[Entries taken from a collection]
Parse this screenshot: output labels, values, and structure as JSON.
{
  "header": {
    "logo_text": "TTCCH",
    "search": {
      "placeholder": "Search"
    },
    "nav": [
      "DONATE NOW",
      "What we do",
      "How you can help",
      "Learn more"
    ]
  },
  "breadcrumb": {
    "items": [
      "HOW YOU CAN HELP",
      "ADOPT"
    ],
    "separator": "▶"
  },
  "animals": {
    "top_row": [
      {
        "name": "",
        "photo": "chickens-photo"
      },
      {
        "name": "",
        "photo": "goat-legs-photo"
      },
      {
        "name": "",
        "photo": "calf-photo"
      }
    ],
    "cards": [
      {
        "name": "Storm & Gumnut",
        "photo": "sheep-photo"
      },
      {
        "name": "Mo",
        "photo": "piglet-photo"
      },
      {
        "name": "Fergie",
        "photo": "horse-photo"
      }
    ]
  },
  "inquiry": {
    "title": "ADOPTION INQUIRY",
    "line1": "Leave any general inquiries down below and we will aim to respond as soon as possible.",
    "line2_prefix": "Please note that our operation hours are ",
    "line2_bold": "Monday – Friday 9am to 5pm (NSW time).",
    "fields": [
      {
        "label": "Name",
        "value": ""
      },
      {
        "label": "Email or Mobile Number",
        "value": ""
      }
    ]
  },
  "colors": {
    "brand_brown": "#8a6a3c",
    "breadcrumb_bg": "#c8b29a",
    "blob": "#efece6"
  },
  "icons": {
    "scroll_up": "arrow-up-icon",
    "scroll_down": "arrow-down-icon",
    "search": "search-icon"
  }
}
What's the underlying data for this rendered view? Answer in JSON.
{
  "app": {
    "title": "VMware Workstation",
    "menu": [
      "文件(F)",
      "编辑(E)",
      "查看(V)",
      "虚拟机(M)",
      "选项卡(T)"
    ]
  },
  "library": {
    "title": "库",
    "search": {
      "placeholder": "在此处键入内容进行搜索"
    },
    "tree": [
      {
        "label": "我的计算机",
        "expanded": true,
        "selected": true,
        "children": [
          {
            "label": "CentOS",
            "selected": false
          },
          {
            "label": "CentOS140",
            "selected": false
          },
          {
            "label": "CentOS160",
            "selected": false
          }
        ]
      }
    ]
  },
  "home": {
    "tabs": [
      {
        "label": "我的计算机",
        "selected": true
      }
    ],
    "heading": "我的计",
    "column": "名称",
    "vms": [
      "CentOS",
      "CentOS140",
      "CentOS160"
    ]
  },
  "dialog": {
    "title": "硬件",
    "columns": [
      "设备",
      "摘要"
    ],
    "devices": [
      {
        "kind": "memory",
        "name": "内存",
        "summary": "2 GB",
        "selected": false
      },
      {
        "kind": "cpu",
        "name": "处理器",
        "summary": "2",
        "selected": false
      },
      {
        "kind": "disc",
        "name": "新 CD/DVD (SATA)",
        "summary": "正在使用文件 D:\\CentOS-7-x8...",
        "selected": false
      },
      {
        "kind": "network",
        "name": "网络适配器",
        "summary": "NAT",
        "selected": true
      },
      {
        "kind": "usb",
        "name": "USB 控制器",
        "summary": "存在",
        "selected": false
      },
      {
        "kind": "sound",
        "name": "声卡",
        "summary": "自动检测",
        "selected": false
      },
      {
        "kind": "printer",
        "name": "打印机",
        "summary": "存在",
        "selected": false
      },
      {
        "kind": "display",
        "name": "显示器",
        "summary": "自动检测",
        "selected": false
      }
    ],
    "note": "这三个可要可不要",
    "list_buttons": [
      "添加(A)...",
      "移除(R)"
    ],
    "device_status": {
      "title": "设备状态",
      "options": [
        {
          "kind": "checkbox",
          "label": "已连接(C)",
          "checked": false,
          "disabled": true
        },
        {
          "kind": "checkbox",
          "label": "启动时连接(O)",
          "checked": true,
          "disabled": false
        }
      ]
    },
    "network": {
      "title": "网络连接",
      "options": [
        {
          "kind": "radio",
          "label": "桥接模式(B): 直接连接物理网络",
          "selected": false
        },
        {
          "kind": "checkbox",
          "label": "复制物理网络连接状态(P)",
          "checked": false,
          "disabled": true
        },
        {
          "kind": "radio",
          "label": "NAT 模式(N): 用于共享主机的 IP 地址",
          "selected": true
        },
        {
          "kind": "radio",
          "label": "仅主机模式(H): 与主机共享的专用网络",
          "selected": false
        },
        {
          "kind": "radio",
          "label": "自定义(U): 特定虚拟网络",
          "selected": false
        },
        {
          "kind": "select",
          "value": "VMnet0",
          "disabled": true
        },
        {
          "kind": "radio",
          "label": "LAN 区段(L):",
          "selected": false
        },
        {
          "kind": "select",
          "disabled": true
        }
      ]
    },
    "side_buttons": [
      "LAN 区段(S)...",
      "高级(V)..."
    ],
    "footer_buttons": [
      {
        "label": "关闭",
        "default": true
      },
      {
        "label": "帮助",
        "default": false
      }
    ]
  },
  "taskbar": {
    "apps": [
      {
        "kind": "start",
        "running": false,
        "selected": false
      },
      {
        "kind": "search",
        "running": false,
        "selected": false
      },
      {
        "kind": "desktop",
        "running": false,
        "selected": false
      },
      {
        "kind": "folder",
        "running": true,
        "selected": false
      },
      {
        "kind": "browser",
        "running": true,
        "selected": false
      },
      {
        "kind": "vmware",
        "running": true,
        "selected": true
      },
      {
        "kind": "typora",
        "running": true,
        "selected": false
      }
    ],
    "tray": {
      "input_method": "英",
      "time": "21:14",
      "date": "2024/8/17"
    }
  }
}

Task
Each line in the material above must be retyped without alteration.

Completed task
Parse this screenshot: output labels, values, and structure as JSON.
{
  "header": {
    "logo_text": "TTCCH",
    "search": {
      "placeholder": "Search"
    },
    "nav": [
      "DONATE NOW",
      "What we do",
      "How you can help",
      "Learn more"
    ]
  },
  "breadcrumb": {
    "items": [
      "HOW YOU CAN HELP",
      "ADOPT"
    ],
    "separator": "▶"
  },
  "animals": {
    "top_row": [
      {
        "name": "",
        "photo": "chickens-photo"
      },
      {
        "name": "",
        "photo": "goat-legs-photo"
      },
      {
        "name": "",
        "photo": "calf-photo"
      }
    ],
    "cards": [
      {
        "name": "Storm & Gumnut",
        "photo": "sheep-photo"
      },
      {
        "name": "Mo",
        "photo": "piglet-photo"
      },
      {
        "name": "Fergie",
        "photo": "horse-photo"
      }
    ]
  },
  "inquiry": {
    "title": "ADOPTION INQUIRY",
    "line1": "Leave any general inquiries down below and we will aim to respond as soon as possible.",
    "line2_prefix": "Please note that our operation hours are ",
    "line2_bold": "Monday – Friday 9am to 5pm (NSW time).",
    "fields": [
      {
        "label": "Name",
        "value": ""
      },
      {
        "label": "Email or Mobile Number",
        "value": ""
      }
    ]
  },
  "colors": {
    "brand_brown": "#8a6a3c",
    "breadcrumb_bg": "#c8b29a",
    "blob": "#efece6"
  },
  "icons": {
    "scroll_up": "arrow-up-icon",
    "scroll_down": "arrow-down-icon",
    "search": "search-icon"
  }
}
What's the underlying data for this rendered view? Answer in JSON.
{
  "app": {
    "title": "VMware Workstation",
    "menu": [
      "文件(F)",
      "编辑(E)",
      "查看(V)",
      "虚拟机(M)",
      "选项卡(T)"
    ]
  },
  "library": {
    "title": "库",
    "search": {
      "placeholder": "在此处键入内容进行搜索"
    },
    "tree": [
      {
        "label": "我的计算机",
        "expanded": true,
        "selected": true,
        "children": [
          {
            "label": "CentOS",
            "selected": false
          },
          {
            "label": "CentOS140",
            "selected": false
          },
          {
            "label": "CentOS160",
            "selected": false
          }
        ]
      }
    ]
  },
  "home": {
    "tabs": [
      {
        "label": "我的计算机",
        "selected": true
      }
    ],
    "heading": "我的计",
    "column": "名称",
    "vms": [
      "CentOS",
      "CentOS140",
      "CentOS160"
    ]
  },
  "dialog": {
    "title": "硬件",
    "columns": [
      "设备",
      "摘要"
    ],
    "devices": [
      {
        "kind": "memory",
        "name": "内存",
        "summary": "2 GB",
        "selected": false
      },
      {
        "kind": "cpu",
        "name": "处理器",
        "summary": "2",
        "selected": false
      },
      {
        "kind": "disc",
        "name": "新 CD/DVD (SATA)",
        "summary": "正在使用文件 D:\\CentOS-7-x8...",
        "selected": false
      },
      {
        "kind": "network",
        "name": "网络适配器",
        "summary": "NAT",
        "selected": true
      },
      {
        "kind": "usb",
        "name": "USB 控制器",
        "summary": "存在",
        "selected": false
      },
      {
        "kind": "sound",
        "name": "声卡",
        "summary": "自动检测",
        "selected": false
      },
      {
        "kind": "printer",
        "name": "打印机",
        "summary": "存在",
        "selected": false
      },
      {
        "kind": "display",
        "name": "显示器",
        "summary": "自动检测",
        "selected": false
      }
    ],
    "note": "这三个可要可不要",
    "list_buttons": [
      "添加(A)...",
      "移除(R)"
    ],
    "device_status": {
      "title": "设备状态",
      "options": [
        {
          "kind": "checkbox",
          "label": "已连接(C)",
          "checked": false,
          "disabled": true
        },
        {
          "kind": "checkbox",
          "label": "启动时连接(O)",
          "checked": true,
          "disabled": false
        }
      ]
    },
    "network": {
      "title": "网络连接",
      "options": [
        {
          "kind": "radio",
          "label": "桥接模式(B): 直接连接物理网络",
          "selected": false
        },
        {
          "kind": "checkbox",
          "label": "复制物理网络连接状态(P)",
          "checked": false,
          "disabled": true
        },
        {
          "kind": "radio",
          "label": "NAT 模式(N): 用于共享主机的 IP 地址",
          "selected": true
        },
        {
          "kind": "radio",
          "label": "仅主机模式(H): 与主机共享的专用网络",
          "selected": false
        },
        {
          "kind": "radio",
          "label": "自定义(U): 特定虚拟网络",
          "selected": false
        },
        {
          "kind": "select",
          "value": "VMnet0",
          "disabled": true
        },
        {
          "kind": "radio",
          "label": "LAN 区段(L):",
          "selected": false
        },
        {
          "kind": "select",
          "disabled": true
        }
      ]
    },
    "side_buttons": [
      "LAN 区段(S)...",
      "高级(V)..."
    ],
    "footer_buttons": [
      {
        "label": "关闭",
        "default": true
      },
      {
        "label": "帮助",
        "default": false
      }
    ]
  },
  "taskbar": {
    "apps": [
      {
        "kind": "start",
        "running": false,
        "selected": false
      },
      {
        "kind": "search",
        "running": false,
        "selected": false
      },
      {
        "kind": "desktop",
        "running": false,
        "selected": false
      },
      {
        "kind": "folder",
        "running": true,
        "selected": false
      },
      {
        "kind": "browser",
        "running": true,
        "selected": false
      },
      {
        "kind": "vmware",
        "running": true,
        "selected": true
      },
      {
        "kind": "typora",
        "running": true,
        "selected": false
      }
    ],
    "tray": {
      "input_method": "英",
      "time": "21:14",
      "date": "2024/8/17"
    }
  }
}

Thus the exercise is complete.